▶ **EXERCISE TASK**:
Pick out each line below containing "https".

Data excerpts:
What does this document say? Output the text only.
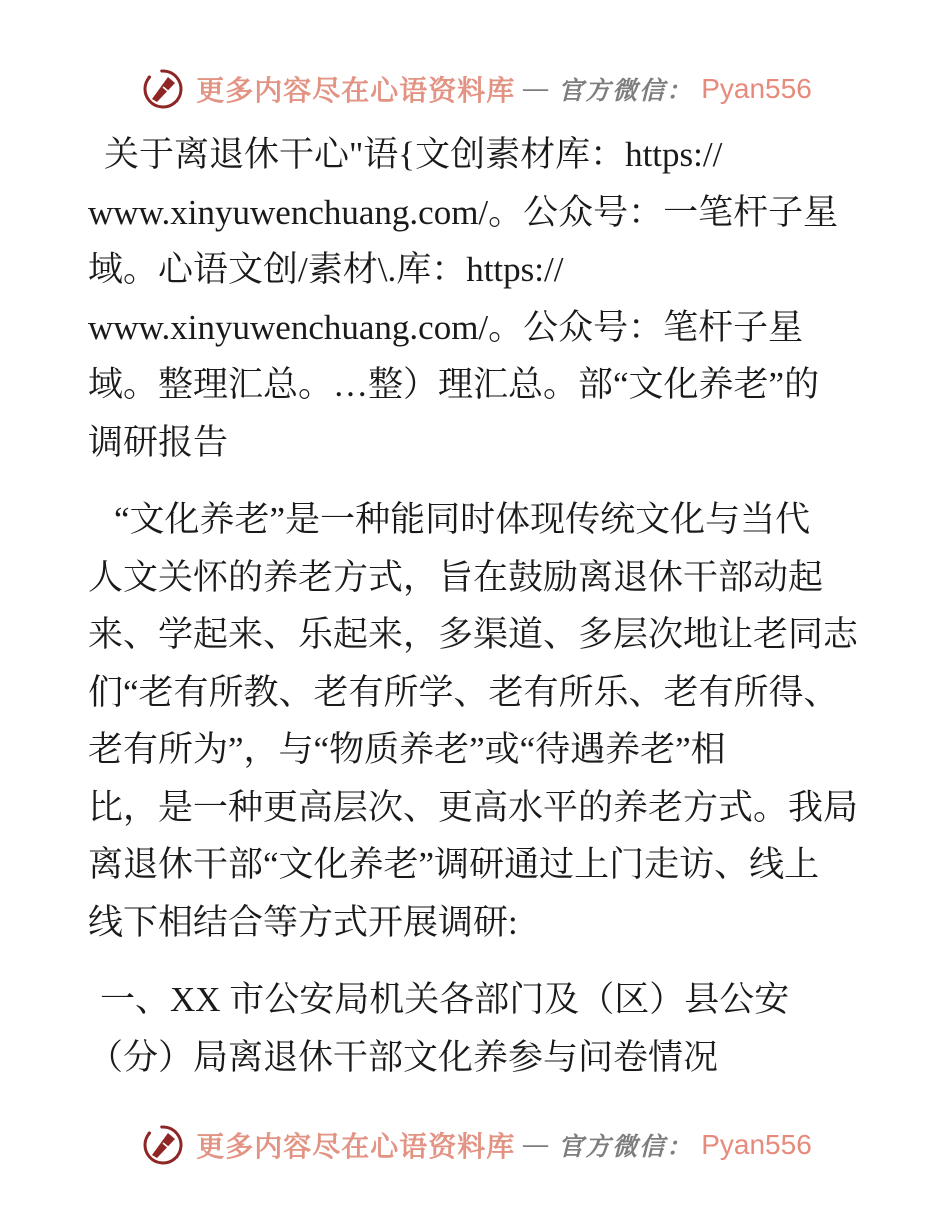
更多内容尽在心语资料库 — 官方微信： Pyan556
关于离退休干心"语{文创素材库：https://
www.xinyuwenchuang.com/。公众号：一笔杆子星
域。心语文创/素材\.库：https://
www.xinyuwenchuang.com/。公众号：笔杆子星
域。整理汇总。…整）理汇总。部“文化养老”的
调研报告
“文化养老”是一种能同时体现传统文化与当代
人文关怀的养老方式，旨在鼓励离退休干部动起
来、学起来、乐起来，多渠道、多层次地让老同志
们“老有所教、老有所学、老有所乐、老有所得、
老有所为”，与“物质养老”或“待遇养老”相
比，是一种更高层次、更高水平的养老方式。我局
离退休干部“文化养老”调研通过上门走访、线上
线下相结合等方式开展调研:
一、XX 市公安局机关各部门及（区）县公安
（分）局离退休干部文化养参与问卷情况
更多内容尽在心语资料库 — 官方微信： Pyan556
* * *
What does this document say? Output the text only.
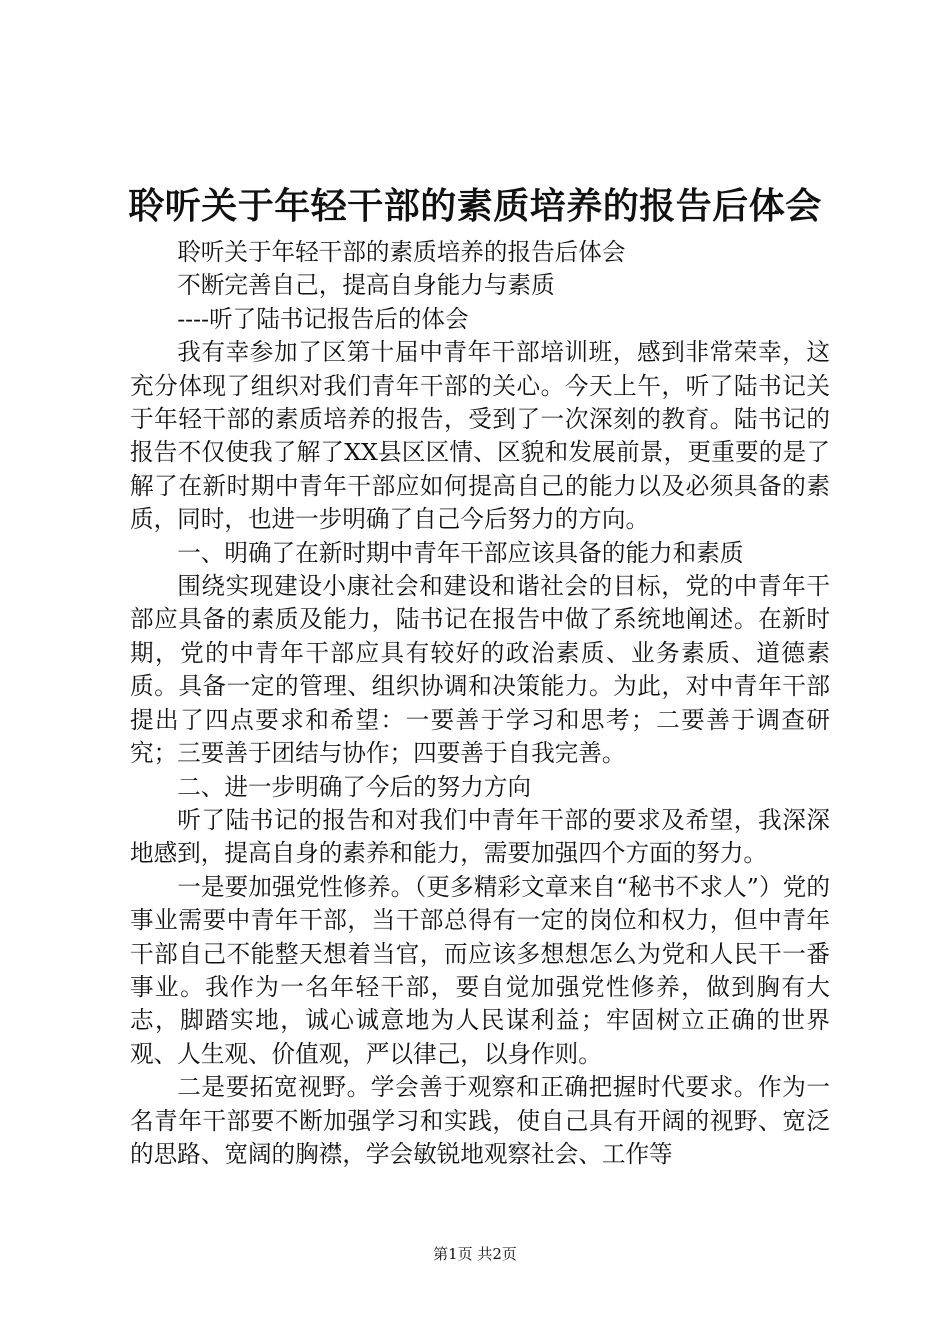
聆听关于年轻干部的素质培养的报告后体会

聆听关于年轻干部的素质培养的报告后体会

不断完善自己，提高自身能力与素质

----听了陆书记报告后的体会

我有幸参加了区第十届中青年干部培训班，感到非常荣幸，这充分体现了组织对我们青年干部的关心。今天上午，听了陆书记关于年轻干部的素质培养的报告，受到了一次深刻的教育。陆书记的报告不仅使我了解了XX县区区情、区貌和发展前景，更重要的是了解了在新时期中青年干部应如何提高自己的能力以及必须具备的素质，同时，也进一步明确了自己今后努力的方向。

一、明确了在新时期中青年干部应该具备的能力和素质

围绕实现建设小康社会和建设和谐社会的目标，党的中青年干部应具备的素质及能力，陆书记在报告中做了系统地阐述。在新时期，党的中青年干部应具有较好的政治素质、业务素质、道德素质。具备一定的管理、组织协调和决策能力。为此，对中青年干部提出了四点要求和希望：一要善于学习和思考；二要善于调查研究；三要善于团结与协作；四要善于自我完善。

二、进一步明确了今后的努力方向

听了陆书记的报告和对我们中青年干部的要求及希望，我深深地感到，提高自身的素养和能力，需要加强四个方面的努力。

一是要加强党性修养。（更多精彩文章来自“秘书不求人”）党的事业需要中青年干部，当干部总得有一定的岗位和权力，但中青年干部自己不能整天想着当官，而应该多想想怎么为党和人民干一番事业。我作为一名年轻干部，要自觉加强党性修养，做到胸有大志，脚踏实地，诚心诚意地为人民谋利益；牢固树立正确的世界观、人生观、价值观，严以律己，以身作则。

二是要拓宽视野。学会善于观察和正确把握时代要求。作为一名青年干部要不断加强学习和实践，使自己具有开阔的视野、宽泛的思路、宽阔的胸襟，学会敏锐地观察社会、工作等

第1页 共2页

▶ **EXERCISE OUTPUT**:
关于离退休干心"语{文创素材库：https://
域。心语文创/素材\.库：https://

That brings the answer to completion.